- **Extracted material**
Start

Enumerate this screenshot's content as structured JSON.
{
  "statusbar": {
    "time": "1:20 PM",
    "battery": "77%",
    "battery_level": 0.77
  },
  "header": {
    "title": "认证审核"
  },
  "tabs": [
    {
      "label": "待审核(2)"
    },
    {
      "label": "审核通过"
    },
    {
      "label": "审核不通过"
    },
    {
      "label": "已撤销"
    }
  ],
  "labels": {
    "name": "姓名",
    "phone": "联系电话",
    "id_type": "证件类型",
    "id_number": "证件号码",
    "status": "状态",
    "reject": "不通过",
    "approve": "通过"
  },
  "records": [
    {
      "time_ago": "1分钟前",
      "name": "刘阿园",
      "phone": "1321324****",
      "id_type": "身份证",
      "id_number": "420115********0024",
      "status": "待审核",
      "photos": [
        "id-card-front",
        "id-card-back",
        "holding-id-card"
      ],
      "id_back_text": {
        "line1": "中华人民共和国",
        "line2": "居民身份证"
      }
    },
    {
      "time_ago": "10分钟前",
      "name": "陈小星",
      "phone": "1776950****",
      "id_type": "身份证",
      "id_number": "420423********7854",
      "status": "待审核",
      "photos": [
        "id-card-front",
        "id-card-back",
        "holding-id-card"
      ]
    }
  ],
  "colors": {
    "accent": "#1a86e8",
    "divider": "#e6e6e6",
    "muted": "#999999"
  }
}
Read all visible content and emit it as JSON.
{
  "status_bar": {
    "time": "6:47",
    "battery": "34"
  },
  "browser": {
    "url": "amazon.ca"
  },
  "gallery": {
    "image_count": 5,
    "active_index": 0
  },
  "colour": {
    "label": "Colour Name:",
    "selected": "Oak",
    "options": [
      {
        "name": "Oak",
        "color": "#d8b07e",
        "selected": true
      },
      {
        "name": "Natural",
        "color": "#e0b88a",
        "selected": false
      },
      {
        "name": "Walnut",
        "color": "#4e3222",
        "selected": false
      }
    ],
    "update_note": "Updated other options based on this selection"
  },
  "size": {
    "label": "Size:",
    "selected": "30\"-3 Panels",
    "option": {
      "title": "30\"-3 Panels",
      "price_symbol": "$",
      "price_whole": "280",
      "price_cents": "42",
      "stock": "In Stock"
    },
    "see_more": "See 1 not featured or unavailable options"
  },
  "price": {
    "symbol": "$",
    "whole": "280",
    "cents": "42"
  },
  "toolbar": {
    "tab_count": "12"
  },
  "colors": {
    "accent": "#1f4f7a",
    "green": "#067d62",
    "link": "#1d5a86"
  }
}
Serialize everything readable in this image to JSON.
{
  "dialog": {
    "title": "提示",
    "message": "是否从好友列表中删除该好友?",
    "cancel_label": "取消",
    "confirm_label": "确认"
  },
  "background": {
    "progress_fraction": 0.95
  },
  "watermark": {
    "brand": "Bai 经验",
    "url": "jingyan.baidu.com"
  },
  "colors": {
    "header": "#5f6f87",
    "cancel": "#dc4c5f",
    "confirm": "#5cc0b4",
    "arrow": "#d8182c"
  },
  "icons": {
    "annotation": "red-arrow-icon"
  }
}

End

- **Exercise**
From the listing above, return each line with the word "title".

- **Exercise response**
    "title": "认证审核"
      "title": "30\"-3 Panels",
    "title": "提示",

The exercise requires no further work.